>> Begin LISTING

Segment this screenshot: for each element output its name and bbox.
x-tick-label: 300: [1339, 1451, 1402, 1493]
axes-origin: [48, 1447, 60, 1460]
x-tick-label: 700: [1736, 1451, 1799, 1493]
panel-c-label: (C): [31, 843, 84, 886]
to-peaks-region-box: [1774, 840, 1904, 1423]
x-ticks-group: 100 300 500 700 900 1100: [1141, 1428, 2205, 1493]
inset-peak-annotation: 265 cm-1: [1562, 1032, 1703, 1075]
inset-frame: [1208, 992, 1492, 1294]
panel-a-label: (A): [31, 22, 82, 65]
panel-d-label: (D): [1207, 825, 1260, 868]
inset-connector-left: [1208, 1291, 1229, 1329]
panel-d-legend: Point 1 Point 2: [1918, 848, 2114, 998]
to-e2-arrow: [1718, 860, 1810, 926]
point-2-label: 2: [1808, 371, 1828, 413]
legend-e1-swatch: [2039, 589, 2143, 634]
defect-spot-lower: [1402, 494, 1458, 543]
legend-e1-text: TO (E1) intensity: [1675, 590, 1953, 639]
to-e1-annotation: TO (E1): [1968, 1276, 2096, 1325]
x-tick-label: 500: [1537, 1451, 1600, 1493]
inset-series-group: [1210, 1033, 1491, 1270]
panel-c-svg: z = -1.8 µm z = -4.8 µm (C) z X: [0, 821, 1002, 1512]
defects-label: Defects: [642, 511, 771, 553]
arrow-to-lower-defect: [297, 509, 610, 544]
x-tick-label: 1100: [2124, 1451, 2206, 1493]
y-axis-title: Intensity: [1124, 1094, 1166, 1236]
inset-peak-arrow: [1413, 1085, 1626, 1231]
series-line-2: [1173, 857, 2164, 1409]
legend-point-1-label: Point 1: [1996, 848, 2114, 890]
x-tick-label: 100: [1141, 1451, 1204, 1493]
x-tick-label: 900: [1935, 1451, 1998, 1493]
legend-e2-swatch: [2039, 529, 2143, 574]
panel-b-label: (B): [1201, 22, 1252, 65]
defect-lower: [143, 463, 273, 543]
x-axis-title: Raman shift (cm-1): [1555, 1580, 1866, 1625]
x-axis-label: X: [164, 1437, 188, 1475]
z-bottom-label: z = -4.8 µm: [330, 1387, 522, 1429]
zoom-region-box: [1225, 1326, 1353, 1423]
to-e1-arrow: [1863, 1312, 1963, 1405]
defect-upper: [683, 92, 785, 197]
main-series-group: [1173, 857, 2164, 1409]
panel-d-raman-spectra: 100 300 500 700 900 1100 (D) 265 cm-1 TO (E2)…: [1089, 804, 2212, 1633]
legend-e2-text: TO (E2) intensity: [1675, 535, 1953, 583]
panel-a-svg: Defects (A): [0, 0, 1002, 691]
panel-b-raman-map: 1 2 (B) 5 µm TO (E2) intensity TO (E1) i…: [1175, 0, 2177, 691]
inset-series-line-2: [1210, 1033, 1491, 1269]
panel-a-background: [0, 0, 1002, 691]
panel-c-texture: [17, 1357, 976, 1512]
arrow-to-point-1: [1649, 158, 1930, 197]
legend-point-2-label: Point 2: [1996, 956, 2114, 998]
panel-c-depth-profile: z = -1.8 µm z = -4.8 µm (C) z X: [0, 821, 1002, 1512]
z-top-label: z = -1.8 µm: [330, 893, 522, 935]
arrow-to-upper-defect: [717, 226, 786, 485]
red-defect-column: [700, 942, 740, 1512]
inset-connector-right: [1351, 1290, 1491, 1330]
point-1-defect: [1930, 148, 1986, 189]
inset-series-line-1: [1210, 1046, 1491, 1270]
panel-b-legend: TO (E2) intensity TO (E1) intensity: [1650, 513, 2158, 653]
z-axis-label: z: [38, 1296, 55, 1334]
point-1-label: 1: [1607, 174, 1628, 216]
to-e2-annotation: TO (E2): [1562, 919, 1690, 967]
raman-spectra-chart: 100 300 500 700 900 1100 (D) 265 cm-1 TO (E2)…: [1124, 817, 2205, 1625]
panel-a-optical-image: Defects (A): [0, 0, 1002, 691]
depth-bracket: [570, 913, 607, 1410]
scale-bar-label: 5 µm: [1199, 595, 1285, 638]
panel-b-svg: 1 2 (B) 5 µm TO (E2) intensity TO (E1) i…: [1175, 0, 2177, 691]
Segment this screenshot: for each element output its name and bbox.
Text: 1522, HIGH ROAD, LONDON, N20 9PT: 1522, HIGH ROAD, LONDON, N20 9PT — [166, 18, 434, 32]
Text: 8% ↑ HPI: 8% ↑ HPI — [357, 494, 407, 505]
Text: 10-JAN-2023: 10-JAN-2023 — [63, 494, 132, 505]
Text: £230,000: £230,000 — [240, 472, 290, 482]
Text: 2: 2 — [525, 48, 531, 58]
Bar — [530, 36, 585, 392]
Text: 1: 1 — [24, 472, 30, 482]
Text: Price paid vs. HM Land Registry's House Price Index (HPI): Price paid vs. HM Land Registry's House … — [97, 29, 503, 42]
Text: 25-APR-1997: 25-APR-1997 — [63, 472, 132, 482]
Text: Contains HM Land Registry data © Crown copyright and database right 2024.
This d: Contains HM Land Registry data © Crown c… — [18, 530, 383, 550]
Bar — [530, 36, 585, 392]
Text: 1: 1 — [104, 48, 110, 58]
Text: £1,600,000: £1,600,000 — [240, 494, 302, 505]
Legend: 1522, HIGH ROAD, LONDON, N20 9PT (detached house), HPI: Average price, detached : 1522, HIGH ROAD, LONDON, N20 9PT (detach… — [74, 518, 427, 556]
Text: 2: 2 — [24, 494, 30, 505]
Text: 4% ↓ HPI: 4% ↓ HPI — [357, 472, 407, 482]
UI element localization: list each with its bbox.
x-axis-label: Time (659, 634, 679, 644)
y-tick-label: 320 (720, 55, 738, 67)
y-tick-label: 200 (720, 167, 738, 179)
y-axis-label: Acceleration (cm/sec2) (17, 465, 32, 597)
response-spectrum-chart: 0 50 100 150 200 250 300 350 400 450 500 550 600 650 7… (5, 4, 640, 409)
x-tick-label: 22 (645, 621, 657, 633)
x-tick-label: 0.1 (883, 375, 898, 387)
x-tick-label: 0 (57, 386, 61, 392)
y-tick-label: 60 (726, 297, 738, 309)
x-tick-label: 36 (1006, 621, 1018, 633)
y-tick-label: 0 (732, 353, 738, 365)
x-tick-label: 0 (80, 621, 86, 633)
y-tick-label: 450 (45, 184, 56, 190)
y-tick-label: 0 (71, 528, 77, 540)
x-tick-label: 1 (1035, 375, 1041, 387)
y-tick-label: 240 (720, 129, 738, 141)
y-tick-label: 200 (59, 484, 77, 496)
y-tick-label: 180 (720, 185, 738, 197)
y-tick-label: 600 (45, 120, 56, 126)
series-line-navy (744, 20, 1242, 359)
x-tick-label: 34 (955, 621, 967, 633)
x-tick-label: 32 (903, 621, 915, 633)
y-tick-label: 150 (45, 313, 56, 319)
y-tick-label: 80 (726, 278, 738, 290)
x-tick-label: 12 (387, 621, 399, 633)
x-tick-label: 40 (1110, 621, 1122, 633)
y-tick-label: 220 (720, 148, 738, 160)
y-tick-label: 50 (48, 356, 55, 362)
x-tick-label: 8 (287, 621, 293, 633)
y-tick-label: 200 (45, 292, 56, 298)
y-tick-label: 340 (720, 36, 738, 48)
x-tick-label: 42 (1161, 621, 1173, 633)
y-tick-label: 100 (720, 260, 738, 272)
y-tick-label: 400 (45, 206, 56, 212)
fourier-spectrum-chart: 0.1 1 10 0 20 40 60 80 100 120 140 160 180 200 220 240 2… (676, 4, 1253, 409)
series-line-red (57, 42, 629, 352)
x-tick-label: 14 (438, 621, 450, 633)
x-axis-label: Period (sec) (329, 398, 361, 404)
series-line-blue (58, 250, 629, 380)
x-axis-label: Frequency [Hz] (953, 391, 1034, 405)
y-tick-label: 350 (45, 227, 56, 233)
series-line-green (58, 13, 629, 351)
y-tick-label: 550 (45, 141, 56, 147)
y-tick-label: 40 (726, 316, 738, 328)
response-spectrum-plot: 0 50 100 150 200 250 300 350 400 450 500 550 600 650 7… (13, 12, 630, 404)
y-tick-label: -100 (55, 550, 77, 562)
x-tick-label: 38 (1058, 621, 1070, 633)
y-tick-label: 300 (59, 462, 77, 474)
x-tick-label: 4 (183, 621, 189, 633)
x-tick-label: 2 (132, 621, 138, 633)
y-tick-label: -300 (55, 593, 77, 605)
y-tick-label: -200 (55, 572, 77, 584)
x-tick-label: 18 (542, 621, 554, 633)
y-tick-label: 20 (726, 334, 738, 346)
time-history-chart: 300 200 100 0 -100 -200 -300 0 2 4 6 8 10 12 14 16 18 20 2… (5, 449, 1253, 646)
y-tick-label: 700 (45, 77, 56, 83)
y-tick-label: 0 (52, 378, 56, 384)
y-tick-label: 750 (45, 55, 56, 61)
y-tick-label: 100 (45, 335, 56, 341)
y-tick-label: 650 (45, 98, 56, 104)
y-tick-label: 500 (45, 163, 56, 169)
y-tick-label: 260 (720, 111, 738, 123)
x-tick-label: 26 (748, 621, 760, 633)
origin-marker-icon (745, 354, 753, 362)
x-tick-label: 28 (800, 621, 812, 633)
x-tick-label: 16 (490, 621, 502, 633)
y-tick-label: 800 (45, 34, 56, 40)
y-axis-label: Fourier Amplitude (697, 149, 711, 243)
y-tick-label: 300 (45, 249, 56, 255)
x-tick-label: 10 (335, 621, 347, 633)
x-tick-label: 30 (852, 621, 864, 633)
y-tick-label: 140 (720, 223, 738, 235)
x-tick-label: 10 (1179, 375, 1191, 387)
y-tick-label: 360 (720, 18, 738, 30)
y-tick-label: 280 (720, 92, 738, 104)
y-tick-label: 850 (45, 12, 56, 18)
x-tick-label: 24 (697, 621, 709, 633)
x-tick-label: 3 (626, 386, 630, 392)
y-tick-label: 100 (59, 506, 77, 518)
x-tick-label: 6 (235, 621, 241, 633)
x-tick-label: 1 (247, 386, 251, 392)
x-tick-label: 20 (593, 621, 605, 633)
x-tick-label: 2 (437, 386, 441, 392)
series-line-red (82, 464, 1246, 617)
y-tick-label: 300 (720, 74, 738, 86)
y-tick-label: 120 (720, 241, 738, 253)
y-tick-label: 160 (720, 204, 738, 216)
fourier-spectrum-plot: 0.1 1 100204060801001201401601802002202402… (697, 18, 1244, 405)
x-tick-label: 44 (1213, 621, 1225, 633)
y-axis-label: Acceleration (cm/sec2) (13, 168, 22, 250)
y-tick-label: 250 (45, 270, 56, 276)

>> End LISTING

**EXERCISE DESCRIPTION**
Retype everything from the very first line down to the line containing "to-peaks-region-box: [1774, 840, 1904, 1423]", both ends included.

**THE SOLUTION**
Segment this screenshot: for each element output its name and bbox.
x-tick-label: 300: [1339, 1451, 1402, 1493]
axes-origin: [48, 1447, 60, 1460]
x-tick-label: 700: [1736, 1451, 1799, 1493]
panel-c-label: (C): [31, 843, 84, 886]
to-peaks-region-box: [1774, 840, 1904, 1423]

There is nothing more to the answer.